Which lines in the records below contain the word "color"? Copy each of them.

Records for the task:
---------------

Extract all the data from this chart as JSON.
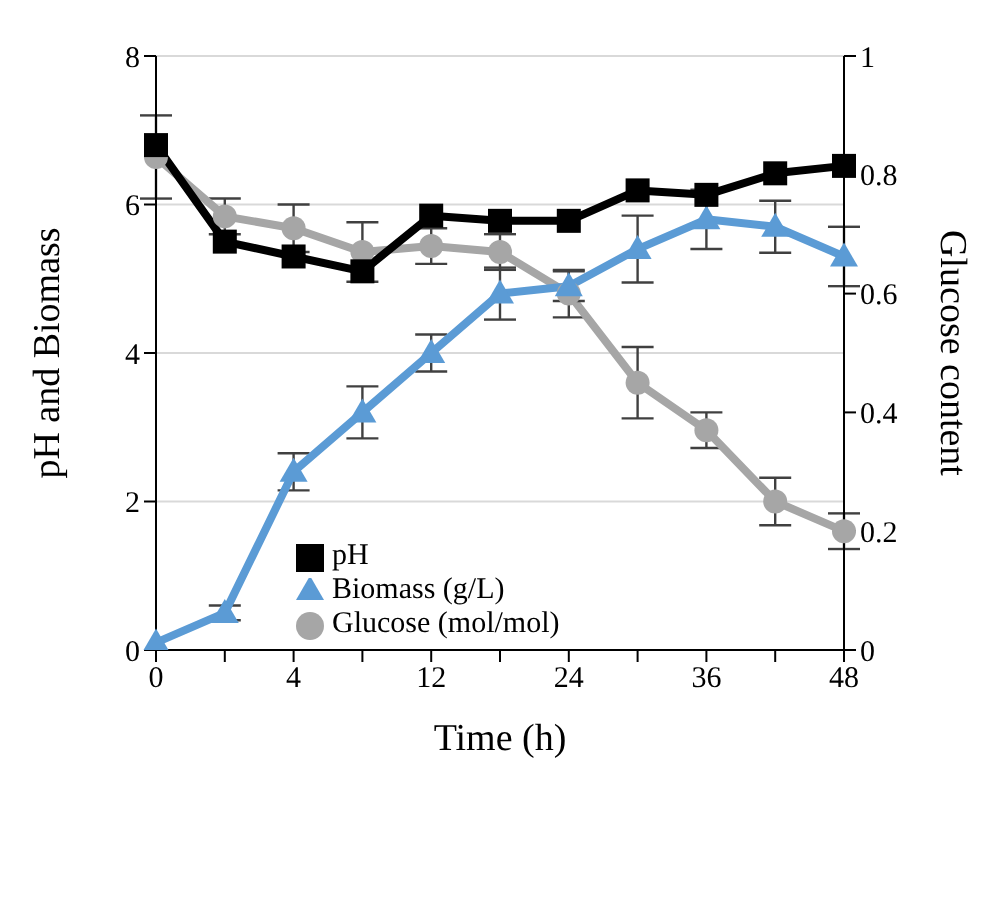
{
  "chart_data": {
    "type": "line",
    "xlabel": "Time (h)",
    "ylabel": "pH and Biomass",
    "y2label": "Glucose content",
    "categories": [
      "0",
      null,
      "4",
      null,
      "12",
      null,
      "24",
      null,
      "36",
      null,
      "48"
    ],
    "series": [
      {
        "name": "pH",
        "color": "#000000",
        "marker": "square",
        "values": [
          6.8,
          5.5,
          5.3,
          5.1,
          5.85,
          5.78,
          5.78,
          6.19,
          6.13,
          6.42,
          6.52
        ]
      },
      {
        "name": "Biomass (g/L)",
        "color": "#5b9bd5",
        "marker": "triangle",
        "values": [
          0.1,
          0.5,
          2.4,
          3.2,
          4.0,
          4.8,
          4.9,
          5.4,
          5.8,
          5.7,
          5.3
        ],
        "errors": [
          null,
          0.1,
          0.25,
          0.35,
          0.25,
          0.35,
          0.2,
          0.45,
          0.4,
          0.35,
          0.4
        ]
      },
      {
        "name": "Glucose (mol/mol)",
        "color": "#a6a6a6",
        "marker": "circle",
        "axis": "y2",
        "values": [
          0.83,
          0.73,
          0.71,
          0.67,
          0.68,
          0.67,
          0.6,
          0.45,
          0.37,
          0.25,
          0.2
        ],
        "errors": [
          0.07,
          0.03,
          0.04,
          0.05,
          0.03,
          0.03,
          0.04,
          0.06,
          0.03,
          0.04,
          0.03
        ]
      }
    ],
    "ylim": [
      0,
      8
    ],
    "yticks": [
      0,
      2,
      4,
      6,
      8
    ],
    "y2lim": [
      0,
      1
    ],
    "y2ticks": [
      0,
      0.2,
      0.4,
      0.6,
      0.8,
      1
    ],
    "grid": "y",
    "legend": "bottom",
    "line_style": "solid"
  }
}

---------------

Task answer:
        "color": "#000000",
        "color": "#5b9bd5",
        "color": "#a6a6a6",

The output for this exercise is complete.